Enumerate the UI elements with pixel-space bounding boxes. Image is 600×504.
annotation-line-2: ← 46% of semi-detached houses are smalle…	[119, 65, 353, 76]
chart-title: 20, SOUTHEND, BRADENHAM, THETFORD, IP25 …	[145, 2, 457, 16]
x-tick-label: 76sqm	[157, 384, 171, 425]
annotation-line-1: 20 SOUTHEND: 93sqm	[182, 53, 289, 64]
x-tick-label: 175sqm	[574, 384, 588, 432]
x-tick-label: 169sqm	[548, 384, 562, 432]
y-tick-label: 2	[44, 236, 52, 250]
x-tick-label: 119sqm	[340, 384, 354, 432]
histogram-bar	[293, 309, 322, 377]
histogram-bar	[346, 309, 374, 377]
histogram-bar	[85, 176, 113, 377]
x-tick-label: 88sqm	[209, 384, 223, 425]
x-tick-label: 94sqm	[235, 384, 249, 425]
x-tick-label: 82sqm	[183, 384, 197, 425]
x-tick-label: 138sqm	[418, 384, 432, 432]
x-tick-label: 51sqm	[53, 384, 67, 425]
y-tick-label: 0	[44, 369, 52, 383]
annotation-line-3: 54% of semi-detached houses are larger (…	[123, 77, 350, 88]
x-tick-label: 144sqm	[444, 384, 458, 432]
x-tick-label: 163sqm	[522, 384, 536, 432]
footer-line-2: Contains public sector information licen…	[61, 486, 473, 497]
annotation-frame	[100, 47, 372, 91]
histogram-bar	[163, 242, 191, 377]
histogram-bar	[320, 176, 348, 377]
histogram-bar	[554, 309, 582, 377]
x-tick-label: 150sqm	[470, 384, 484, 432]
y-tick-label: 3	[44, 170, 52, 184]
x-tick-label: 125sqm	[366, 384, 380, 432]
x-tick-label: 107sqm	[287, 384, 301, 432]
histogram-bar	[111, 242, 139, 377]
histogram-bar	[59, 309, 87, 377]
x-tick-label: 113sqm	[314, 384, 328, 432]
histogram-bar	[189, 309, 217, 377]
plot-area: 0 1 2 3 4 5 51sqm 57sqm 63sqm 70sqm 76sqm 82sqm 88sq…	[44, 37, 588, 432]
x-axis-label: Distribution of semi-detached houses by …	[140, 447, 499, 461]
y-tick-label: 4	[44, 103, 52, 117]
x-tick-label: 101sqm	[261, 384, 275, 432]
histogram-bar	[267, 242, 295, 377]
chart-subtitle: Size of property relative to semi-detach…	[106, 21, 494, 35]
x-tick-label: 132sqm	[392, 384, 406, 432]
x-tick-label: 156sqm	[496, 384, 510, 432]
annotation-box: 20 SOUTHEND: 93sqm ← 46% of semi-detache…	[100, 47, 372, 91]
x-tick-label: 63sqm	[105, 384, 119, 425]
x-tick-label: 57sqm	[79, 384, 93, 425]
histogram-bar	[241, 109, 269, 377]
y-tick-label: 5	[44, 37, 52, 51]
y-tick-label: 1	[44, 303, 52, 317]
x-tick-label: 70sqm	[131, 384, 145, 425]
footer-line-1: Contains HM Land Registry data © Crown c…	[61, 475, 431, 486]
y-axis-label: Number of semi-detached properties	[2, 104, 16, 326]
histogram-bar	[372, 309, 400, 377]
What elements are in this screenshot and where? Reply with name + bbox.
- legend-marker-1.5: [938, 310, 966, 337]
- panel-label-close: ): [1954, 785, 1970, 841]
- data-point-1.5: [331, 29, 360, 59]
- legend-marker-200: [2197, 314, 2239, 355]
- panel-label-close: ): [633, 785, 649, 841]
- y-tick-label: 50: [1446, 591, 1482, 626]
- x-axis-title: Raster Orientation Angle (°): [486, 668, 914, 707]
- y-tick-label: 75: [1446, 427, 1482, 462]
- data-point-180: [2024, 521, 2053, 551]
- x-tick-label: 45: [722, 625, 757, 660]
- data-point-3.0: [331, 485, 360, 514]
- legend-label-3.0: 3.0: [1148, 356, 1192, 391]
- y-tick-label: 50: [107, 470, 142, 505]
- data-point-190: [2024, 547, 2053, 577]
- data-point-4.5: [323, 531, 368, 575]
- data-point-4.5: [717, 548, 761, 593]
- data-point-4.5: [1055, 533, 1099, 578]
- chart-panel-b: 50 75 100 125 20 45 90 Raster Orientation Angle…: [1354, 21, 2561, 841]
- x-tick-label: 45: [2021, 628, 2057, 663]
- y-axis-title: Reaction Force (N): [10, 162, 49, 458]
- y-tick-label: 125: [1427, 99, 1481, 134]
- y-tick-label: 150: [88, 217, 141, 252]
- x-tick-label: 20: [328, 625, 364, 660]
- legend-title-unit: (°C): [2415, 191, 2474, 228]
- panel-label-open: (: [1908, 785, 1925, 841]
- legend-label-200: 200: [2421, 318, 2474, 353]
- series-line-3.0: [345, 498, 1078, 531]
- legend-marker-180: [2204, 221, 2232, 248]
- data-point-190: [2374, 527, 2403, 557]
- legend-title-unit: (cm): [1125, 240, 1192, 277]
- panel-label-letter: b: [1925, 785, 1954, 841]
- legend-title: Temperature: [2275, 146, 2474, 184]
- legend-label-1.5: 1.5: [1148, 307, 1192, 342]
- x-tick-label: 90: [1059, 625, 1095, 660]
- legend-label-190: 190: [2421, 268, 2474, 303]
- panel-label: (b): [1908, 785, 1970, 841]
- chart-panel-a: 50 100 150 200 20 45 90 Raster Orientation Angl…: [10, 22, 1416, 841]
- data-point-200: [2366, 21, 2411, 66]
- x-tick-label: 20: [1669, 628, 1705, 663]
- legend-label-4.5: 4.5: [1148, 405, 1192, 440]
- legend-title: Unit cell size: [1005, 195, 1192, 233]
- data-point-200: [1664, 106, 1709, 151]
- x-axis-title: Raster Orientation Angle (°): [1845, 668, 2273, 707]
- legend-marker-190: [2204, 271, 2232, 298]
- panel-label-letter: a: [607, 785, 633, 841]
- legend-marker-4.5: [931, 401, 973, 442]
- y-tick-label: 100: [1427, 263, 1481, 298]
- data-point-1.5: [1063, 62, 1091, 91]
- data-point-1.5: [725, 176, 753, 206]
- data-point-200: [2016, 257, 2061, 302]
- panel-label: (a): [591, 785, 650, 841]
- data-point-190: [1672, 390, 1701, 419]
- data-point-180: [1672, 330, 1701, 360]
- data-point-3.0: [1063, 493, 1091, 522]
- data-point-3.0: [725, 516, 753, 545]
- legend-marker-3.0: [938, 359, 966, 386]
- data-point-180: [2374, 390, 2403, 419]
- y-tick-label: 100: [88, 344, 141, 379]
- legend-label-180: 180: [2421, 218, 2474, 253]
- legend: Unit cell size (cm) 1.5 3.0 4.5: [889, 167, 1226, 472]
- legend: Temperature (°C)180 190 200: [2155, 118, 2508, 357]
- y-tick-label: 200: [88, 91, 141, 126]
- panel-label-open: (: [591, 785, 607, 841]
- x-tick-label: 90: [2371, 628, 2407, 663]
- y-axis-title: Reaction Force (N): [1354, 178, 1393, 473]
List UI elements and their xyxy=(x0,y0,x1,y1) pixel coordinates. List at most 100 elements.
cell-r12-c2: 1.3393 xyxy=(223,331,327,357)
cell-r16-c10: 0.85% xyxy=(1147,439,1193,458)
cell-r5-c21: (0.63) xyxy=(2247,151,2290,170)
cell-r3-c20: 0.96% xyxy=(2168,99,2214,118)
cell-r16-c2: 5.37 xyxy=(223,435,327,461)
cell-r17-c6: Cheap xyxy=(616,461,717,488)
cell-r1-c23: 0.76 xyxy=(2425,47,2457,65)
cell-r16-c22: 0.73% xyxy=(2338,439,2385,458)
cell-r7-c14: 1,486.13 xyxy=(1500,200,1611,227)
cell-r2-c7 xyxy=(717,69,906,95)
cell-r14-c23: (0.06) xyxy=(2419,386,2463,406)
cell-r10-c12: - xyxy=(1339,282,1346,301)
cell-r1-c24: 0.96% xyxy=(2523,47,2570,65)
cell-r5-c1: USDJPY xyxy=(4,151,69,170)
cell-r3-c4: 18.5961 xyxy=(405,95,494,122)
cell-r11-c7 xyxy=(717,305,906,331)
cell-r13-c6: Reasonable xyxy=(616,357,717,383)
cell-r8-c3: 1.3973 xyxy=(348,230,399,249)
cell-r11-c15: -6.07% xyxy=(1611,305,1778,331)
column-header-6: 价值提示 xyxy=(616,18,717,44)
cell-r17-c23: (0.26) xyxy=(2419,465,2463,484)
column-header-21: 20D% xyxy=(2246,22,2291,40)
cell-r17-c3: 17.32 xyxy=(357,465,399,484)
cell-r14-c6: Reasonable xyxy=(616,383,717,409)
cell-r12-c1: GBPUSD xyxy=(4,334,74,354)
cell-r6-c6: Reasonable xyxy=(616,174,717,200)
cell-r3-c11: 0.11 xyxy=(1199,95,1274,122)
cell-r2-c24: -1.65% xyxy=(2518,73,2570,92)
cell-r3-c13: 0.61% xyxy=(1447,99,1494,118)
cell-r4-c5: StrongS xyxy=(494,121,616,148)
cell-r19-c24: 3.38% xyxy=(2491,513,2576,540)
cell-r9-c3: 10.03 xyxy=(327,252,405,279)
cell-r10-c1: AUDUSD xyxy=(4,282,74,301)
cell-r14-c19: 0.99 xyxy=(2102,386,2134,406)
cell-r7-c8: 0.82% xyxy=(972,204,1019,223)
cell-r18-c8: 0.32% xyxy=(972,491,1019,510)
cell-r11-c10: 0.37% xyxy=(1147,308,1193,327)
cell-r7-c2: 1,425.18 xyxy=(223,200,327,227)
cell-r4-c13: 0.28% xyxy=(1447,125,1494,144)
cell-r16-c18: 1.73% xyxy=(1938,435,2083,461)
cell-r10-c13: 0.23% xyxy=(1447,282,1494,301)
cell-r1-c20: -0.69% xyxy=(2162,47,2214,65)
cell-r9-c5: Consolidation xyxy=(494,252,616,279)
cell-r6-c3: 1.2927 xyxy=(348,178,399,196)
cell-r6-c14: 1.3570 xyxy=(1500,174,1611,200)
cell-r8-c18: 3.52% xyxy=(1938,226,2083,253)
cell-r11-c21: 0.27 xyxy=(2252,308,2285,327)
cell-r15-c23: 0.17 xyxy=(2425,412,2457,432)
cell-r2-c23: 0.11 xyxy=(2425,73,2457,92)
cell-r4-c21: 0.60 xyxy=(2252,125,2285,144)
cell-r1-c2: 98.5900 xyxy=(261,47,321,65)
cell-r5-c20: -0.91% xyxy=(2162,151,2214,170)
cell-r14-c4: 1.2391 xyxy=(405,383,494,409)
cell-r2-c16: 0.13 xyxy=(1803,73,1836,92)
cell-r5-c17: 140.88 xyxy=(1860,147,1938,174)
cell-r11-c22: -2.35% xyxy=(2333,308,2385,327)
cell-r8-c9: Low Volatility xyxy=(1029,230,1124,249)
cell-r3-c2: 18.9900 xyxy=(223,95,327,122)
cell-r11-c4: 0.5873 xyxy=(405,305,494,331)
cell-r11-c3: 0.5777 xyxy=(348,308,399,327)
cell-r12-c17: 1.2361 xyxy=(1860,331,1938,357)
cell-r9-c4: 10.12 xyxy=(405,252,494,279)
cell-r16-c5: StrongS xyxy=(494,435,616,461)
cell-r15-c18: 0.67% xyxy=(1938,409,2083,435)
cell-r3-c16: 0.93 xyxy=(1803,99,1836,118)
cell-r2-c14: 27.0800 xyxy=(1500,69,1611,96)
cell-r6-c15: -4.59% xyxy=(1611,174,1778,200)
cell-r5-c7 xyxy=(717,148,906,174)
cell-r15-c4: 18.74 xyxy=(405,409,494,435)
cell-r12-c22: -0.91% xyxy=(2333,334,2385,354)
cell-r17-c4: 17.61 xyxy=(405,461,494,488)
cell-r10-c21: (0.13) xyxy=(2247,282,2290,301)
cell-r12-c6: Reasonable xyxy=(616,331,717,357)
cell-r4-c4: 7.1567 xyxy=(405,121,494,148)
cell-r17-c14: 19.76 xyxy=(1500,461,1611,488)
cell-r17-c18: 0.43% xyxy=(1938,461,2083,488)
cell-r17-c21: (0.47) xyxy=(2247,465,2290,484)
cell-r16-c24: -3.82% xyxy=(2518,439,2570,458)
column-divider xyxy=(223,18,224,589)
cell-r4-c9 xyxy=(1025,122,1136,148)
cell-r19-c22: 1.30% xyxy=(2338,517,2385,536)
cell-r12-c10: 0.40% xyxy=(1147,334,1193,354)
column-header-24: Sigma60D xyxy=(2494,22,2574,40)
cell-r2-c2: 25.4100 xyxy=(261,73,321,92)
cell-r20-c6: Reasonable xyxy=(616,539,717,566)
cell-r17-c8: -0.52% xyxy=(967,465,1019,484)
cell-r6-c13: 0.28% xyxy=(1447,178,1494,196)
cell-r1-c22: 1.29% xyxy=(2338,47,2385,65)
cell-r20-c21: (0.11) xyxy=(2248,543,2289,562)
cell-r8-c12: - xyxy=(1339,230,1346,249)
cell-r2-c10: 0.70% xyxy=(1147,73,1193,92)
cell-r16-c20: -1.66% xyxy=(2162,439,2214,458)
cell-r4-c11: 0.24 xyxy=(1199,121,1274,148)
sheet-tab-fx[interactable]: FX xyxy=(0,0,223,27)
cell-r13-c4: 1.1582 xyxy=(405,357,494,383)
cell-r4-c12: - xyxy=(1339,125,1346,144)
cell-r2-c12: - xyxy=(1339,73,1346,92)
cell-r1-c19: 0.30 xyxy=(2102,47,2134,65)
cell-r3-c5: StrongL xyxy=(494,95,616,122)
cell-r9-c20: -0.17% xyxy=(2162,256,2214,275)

########

WHAT THIS TASK INVOLVES =
Write out the stretch of rows from the very first one through the one containing "242, 295, 377]", keeping both ends and changing nothing.

RESULT OF THE TASK =
Enumerate the UI elements with pixel-space bounding boxes. Image is 600×504.
annotation-line-2: ← 46% of semi-detached houses are smalle…	[119, 65, 353, 76]
chart-title: 20, SOUTHEND, BRADENHAM, THETFORD, IP25 …	[145, 2, 457, 16]
x-tick-label: 76sqm	[157, 384, 171, 425]
annotation-line-1: 20 SOUTHEND: 93sqm	[182, 53, 289, 64]
x-tick-label: 175sqm	[574, 384, 588, 432]
x-tick-label: 169sqm	[548, 384, 562, 432]
y-tick-label: 2	[44, 236, 52, 250]
x-tick-label: 119sqm	[340, 384, 354, 432]
histogram-bar	[293, 309, 322, 377]
histogram-bar	[346, 309, 374, 377]
histogram-bar	[85, 176, 113, 377]
x-tick-label: 88sqm	[209, 384, 223, 425]
x-tick-label: 94sqm	[235, 384, 249, 425]
x-tick-label: 82sqm	[183, 384, 197, 425]
x-tick-label: 138sqm	[418, 384, 432, 432]
x-tick-label: 51sqm	[53, 384, 67, 425]
y-tick-label: 0	[44, 369, 52, 383]
annotation-line-3: 54% of semi-detached houses are larger (…	[123, 77, 350, 88]
x-tick-label: 144sqm	[444, 384, 458, 432]
x-tick-label: 163sqm	[522, 384, 536, 432]
footer-line-2: Contains public sector information licen…	[61, 486, 473, 497]
annotation-frame	[100, 47, 372, 91]
histogram-bar	[163, 242, 191, 377]
histogram-bar	[320, 176, 348, 377]
histogram-bar	[554, 309, 582, 377]
x-tick-label: 150sqm	[470, 384, 484, 432]
y-tick-label: 3	[44, 170, 52, 184]
x-tick-label: 125sqm	[366, 384, 380, 432]
x-tick-label: 107sqm	[287, 384, 301, 432]
histogram-bar	[111, 242, 139, 377]
histogram-bar	[59, 309, 87, 377]
x-tick-label: 113sqm	[314, 384, 328, 432]
histogram-bar	[189, 309, 217, 377]
plot-area: 0 1 2 3 4 5 51sqm 57sqm 63sqm 70sqm 76sqm 82sqm 88sq…	[44, 37, 588, 432]
x-axis-label: Distribution of semi-detached houses by …	[140, 447, 499, 461]
y-tick-label: 4	[44, 103, 52, 117]
x-tick-label: 101sqm	[261, 384, 275, 432]
histogram-bar	[267, 242, 295, 377]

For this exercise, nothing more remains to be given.